* STATED PROBLEM: Gather all lines from the material that contain "Haffner".

====================

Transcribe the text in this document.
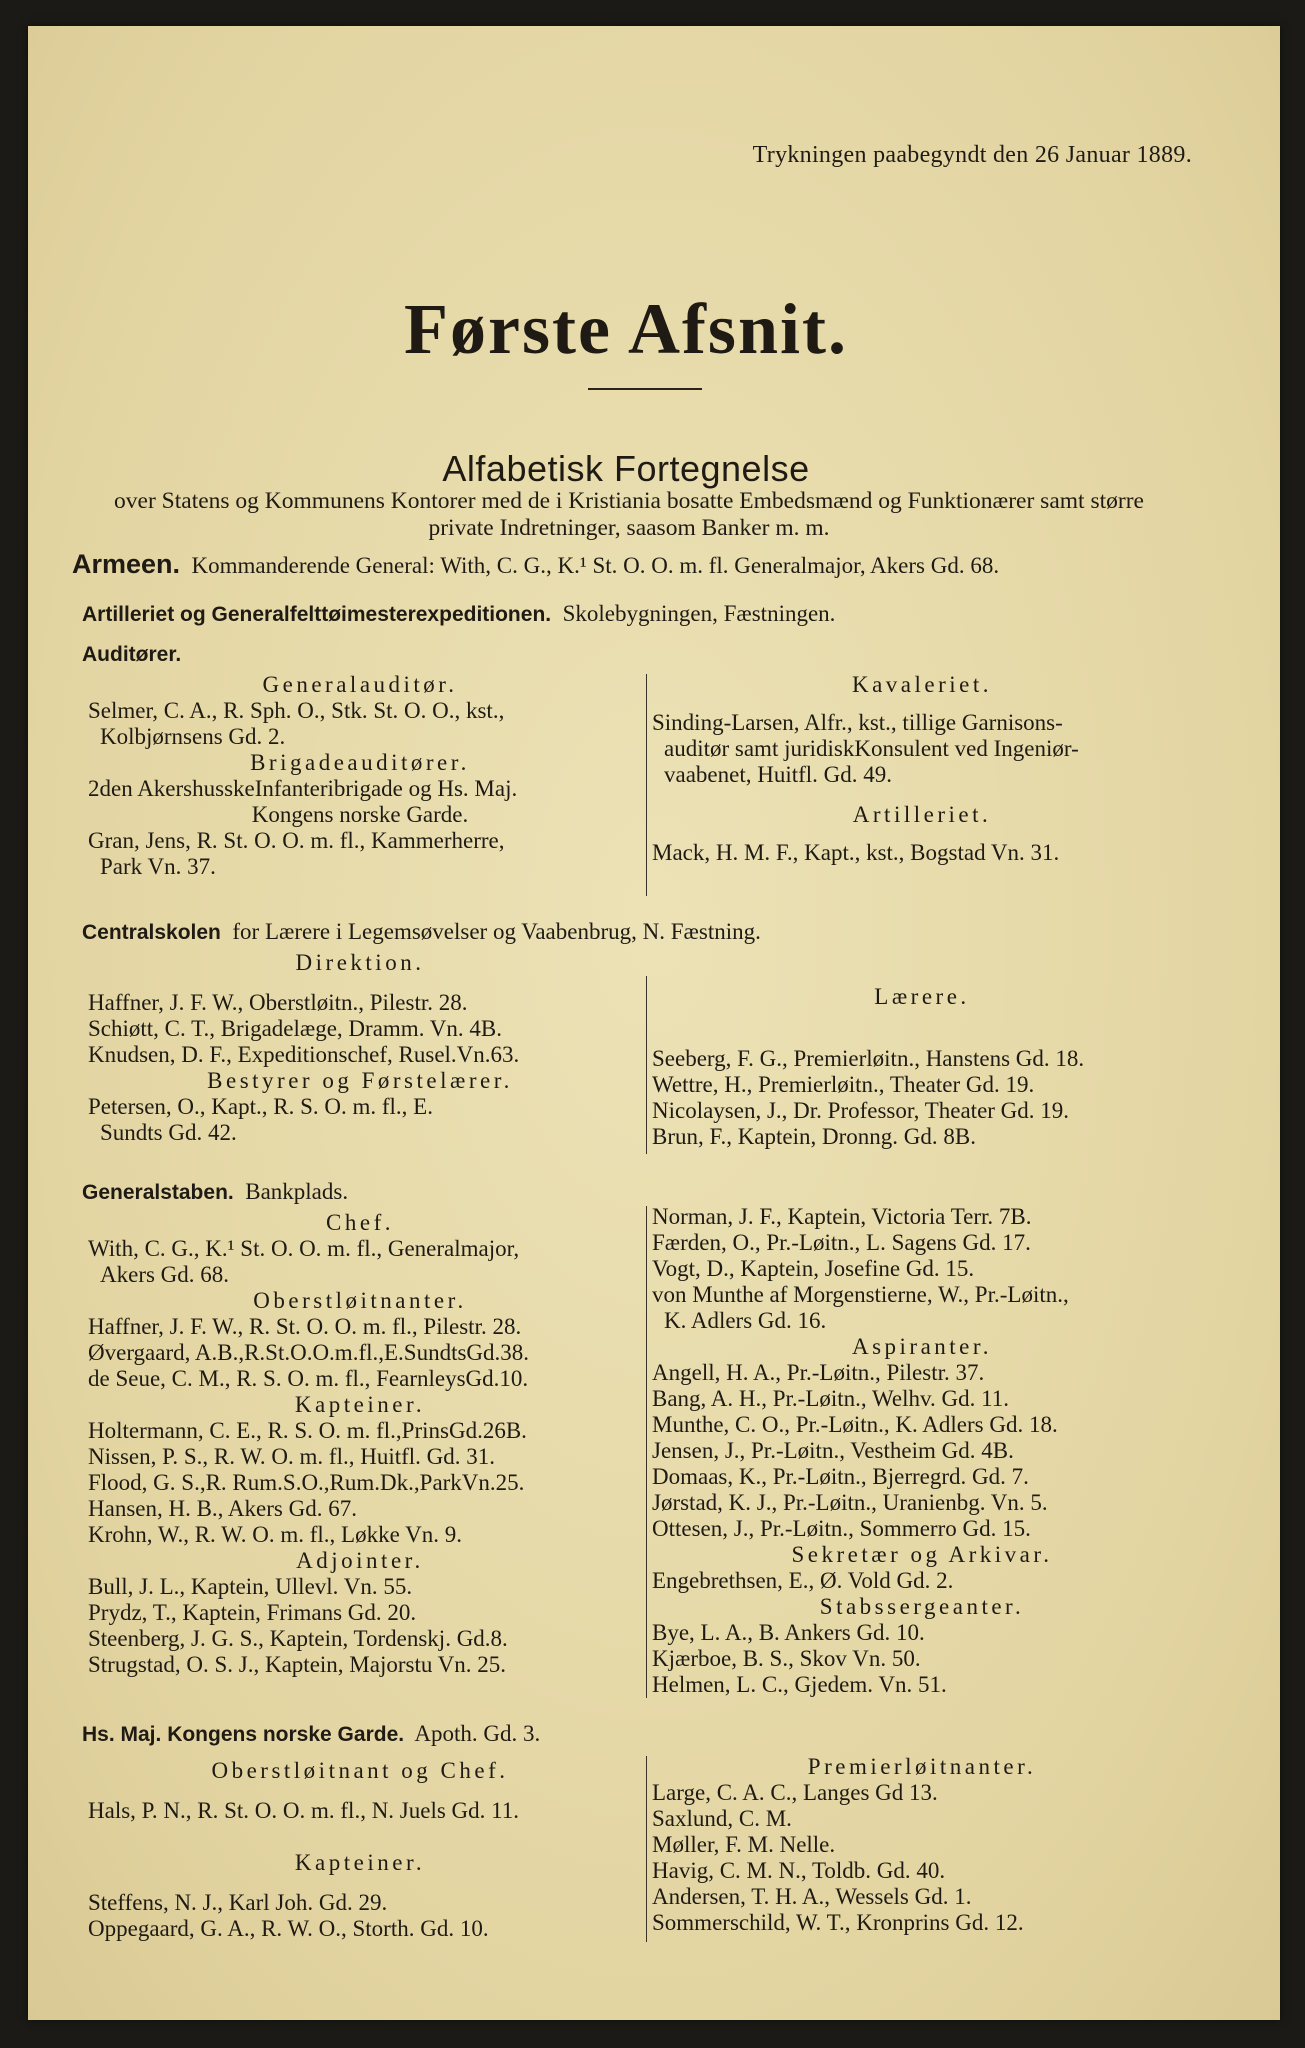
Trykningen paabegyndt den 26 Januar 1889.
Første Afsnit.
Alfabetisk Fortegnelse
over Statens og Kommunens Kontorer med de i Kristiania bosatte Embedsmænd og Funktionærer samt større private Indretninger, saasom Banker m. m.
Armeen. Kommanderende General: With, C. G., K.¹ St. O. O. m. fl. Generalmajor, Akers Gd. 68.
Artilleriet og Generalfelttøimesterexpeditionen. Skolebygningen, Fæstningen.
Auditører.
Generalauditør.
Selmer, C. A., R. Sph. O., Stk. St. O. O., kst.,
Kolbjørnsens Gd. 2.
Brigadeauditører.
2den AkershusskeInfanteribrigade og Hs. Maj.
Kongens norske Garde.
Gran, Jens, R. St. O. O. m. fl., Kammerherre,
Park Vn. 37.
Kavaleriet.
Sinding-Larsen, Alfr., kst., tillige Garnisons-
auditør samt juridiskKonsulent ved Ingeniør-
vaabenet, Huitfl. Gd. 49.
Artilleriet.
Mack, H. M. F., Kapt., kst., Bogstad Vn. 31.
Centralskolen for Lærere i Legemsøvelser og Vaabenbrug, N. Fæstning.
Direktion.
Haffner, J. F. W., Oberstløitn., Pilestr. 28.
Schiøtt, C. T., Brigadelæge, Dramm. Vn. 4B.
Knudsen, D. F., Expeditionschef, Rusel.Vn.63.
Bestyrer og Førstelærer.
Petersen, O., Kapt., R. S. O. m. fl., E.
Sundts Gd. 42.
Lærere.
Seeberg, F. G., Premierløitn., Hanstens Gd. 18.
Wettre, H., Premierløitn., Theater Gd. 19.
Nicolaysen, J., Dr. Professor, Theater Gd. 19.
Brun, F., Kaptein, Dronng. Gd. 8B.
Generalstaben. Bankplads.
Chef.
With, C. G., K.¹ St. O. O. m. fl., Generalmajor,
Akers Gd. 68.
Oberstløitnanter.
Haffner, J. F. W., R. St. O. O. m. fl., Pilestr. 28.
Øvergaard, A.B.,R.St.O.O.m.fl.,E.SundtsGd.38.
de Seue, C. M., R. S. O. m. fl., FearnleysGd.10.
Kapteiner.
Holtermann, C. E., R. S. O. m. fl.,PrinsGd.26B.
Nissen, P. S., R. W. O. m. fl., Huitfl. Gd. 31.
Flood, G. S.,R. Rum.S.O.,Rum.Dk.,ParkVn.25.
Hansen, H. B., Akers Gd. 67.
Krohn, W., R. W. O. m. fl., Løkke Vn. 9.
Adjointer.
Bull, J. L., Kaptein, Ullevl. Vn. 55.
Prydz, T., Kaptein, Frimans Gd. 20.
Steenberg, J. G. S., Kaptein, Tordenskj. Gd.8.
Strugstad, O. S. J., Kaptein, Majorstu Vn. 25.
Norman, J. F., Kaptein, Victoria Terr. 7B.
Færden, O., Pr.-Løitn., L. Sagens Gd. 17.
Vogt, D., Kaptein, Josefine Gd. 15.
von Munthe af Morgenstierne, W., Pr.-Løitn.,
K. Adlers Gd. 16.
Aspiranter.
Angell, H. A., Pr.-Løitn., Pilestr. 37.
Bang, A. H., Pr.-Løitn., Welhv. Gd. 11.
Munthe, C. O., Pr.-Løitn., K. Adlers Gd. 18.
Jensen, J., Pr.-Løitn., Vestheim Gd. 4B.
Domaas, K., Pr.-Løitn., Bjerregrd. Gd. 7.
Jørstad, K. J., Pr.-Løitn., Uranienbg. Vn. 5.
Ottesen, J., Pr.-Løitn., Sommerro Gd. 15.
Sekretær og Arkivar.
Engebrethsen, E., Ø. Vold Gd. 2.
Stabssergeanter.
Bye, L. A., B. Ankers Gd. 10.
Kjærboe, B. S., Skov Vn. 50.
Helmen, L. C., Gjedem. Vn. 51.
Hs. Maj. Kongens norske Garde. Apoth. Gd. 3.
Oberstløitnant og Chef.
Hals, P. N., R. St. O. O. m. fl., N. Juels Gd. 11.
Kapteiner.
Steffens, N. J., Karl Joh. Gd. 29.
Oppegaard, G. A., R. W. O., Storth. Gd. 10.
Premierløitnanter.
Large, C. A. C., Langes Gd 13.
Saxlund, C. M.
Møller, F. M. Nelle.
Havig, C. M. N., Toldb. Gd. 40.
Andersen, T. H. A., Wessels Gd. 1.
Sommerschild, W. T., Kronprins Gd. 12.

====================

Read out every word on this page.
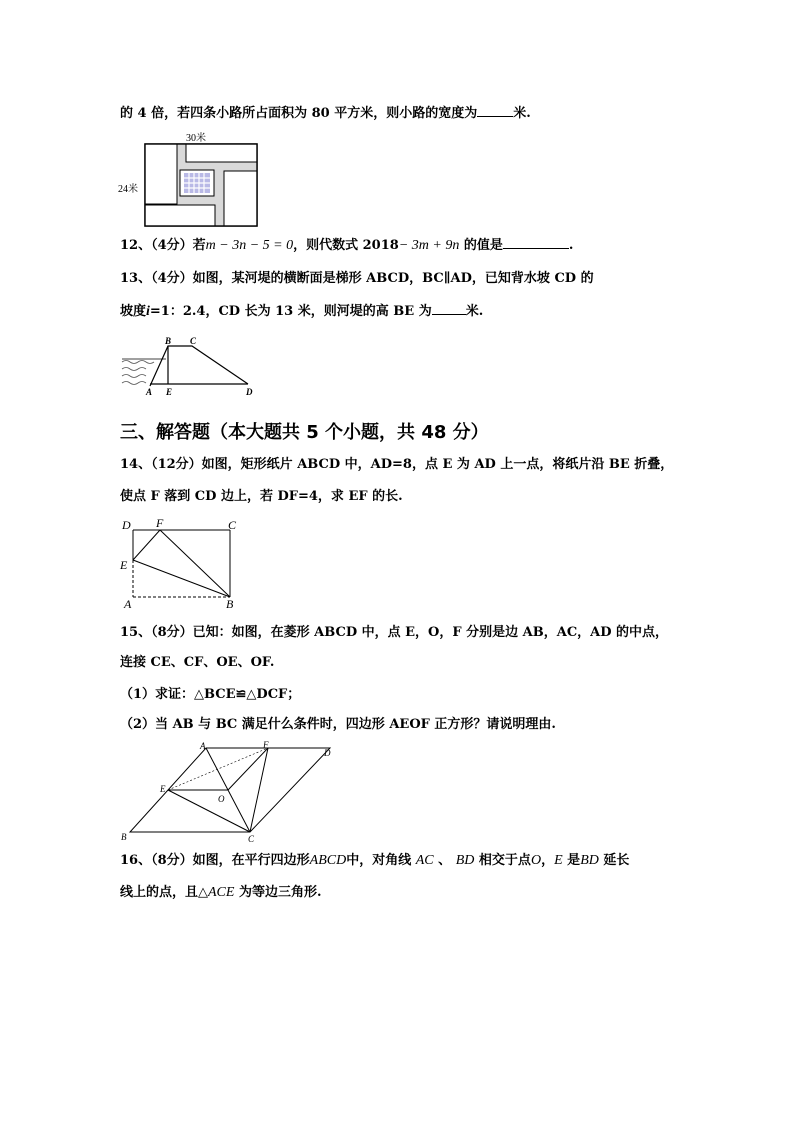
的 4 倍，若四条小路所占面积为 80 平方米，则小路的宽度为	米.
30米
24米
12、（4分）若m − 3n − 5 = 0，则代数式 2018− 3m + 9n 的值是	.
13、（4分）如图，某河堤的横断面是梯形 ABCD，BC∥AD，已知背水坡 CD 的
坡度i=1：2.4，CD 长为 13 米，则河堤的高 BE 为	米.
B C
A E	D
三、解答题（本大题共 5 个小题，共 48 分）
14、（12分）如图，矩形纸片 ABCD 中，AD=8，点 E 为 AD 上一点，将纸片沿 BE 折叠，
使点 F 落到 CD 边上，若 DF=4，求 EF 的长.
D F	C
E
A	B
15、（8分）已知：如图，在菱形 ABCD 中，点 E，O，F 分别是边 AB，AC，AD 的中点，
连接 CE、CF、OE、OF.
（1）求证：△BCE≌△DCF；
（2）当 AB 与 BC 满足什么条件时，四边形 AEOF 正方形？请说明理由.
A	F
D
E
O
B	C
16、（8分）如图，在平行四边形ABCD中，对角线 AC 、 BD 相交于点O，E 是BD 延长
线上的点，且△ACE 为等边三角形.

====================

* OUTPUT BELOW:
Haffner, J. F. W., Oberstløitn., Pilestr. 28.
Haffner, J. F. W., R. St. O. O. m. fl., Pilestr. 28.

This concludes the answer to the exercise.